### 対象テキスト
# # # # # # #

子供のころ「明治は遠くなりにけり」という言葉を耳にした記憶がありますが、今まさに「20世紀は遠くなりにけり」の感があります。掲載した作品の大半がモノクロ写真で、カラー写真がわずかのなのは偶然ではないような気がします。20世紀のアートの世界ではモノクロ写真が主流だったからです。しかしデジタルカメラが主流になった21世紀、カラー写真の台頭に目覚ましいものがあります。ジョエル・マイヤーウィッツとシンディー・シャーマン、サンディ・スコグランド、ジャン・ボードリヤール、 F・ディレク・ウヤル、マーティン・パー、コンスタンティン・マノス、久保田博二、ポール・フスコ、エルンスト・ハース、エヴリン・ホーファー、アレック・ソス、アンディ・ゴールドワージー、ウィリアム・エグルストンなどのカラー作品を取り上げました。

camera   Famous Photographers: Great photographs can elicit thoughts, feelings, and emotions.

2024年11月11日

カラー写真が芸術として認知されるようになった功労者ウィリアム・エグルストン

Untitled (c. 1968-74)
Parking lot, unknown location, ca. 1968-74
William Eggleston

ウィリアム・エグルストンは1939年7月27日、テネシー州メンフィスで生まれ、ミシシッピ州サムナーで育った。父親はエンジニアで、母親は地元の著名な裁判官の娘だった。少年時代は内向的で、ピアノを弾いたり、絵を描いたり、電子機器をいじったりするのが好きだった。幼い頃から視覚メディアに惹かれ、ポストカードを買ったり、雑誌から写真を切り抜いたりするのが好きだったと言われている。15歳のときに寄宿学校であるウェブ・スクールに送られた。エグルストンは後に、この学校に『人格形成』のための質素な決まりごとがあった。それがどういう意味なのか、私には全く分からなかった。冷酷で愚かだった。音楽や絵画を好むのは女々しいとみなされるような場所だった」と語っている。狩猟やスポーツといった南部の男性の伝統的な趣味を避け、芸術的な趣味や世界観察を好んだ点で、同世代の生徒の中では異例だった。それでも自分が部外者だと感じたことは一度もなかったと述べている。ヴァンダービルト大学に1年間、デルタ州立大学に1学期、ミシシッピ大学に約5年間通ったが、学位は取得しなかった。しかしヴァンダービルト大学の友人がエグルストンにライカのカメラをプレゼントしたことで、写真に対する興味が芽生えた。エグルストンは、ミシシッピ大学を訪れていた画家のトム・ヤングによって抽象表現主義に触れた。初期の写真活動は、スイス生まれの写真家ロバート・フランクの『アメリカ人』と、フランスの写真家アンリ・カルティエ=ブレッソンの著書『決定的瞬間』に触発されたものである。エグルストンは後に、この本は「多くのひどい本の中から見つけた最初のまともな本だった...最初は全く理解できなかったが、だんだん理解できるようになり、これはすごい本だと気づいた」と回想している。最初は白黒で撮影したが、ウィリアム・クリステンベリーからこの形式を紹介されてから、エグルストンは1965年と1966年にカラーでの実験を始めた。1960年代後半には、ポジフィルムが彼の主な媒体となった。エグルストンの写真家としての成長は、他のアーティストから比較的孤立して起こったようである。

# # # # # # #

### データ
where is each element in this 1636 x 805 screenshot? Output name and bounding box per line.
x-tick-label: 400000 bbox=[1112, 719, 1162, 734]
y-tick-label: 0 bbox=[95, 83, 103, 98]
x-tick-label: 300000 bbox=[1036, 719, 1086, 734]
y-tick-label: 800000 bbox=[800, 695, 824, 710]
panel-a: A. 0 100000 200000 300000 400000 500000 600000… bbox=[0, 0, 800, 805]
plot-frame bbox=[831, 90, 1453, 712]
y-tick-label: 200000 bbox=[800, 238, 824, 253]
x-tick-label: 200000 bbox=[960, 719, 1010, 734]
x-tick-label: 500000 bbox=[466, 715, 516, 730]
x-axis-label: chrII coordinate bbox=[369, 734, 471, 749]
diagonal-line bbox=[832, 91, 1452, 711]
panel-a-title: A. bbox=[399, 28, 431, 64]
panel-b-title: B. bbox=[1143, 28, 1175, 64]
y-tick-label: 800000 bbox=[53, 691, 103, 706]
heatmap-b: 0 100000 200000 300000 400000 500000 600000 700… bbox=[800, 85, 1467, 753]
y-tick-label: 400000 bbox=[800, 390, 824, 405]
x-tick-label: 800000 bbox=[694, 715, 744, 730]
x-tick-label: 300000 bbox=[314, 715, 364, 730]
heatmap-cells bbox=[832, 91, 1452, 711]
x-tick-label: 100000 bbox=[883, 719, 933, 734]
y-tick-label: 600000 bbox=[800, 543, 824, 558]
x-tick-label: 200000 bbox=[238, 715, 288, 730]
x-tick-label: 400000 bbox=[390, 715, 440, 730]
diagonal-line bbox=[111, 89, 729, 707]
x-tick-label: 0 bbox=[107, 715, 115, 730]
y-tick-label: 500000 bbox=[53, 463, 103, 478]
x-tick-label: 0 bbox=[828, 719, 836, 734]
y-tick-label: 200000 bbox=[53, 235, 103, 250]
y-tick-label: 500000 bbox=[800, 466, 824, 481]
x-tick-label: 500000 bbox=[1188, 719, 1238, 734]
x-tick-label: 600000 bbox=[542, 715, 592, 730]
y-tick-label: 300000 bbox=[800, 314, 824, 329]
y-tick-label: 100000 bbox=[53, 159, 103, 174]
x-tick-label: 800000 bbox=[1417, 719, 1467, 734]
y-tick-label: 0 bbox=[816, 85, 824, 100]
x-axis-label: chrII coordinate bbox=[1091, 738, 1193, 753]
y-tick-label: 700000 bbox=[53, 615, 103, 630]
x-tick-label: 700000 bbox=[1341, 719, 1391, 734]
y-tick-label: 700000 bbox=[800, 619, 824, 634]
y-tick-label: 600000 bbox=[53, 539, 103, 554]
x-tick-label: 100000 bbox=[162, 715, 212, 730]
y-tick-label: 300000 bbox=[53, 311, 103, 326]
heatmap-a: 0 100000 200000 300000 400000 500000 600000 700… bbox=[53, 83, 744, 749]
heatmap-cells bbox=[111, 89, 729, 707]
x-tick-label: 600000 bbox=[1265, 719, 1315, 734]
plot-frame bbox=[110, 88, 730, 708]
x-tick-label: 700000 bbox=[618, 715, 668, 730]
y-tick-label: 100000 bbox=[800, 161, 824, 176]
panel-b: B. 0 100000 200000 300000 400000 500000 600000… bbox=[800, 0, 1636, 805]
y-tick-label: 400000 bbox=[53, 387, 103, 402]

# # # # # # #

### 作業指示
[1] 対象テキストによると、エグルストンにライカのカメラを贈ったのは誰ですか。
[2] 対象テキストの「ウィリアム・エグルストンは1」と「孤立して起こったようである。」の間（両端を含む）を、「ライカ」を「ニコン」に変えて書き出してください。

### 回答
[1] ヴァンダービルト大学の友人です。

[2]
ウィリアム・エグルストンは1939年7月27日、テネシー州メンフィスで生まれ、ミシシッピ州サムナーで育った。父親はエンジニアで、母親は地元の著名な裁判官の娘だった。少年時代は内向的で、ピアノを弾いたり、絵を描いたり、電子機器をいじったりするのが好きだった。幼い頃から視覚メディアに惹かれ、ポストカードを買ったり、雑誌から写真を切り抜いたりするのが好きだったと言われている。15歳のときに寄宿学校であるウェブ・スクールに送られた。エグルストンは後に、この学校に『人格形成』のための質素な決まりごとがあった。それがどういう意味なのか、私には全く分からなかった。冷酷で愚かだった。音楽や絵画を好むのは女々しいとみなされるような場所だった」と語っている。狩猟やスポーツといった南部の男性の伝統的な趣味を避け、芸術的な趣味や世界観察を好んだ点で、同世代の生徒の中では異例だった。それでも自分が部外者だと感じたことは一度もなかったと述べている。ヴァンダービルト大学に1年間、デルタ州立大学に1学期、ミシシッピ大学に約5年間通ったが、学位は取得しなかった。しかしヴァンダービルト大学の友人がエグルストンにニコンのカメラをプレゼントしたことで、写真に対する興味が芽生えた。エグルストンは、ミシシッピ大学を訪れていた画家のトム・ヤングによって抽象表現主義に触れた。初期の写真活動は、スイス生まれの写真家ロバート・フランクの『アメリカ人』と、フランスの写真家アンリ・カルティエ=ブレッソンの著書『決定的瞬間』に触発されたものである。エグルストンは後に、この本は「多くのひどい本の中から見つけた最初のまともな本だった...最初は全く理解できなかったが、だんだん理解できるようになり、これはすごい本だと気づいた」と回想している。最初は白黒で撮影したが、ウィリアム・クリステンベリーからこの形式を紹介されてから、エグルストンは1965年と1966年にカラーでの実験を始めた。1960年代後半には、ポジフィルムが彼の主な媒体となった。エグルストンの写真家としての成長は、他のアーティストから比較的孤立して起こったようである。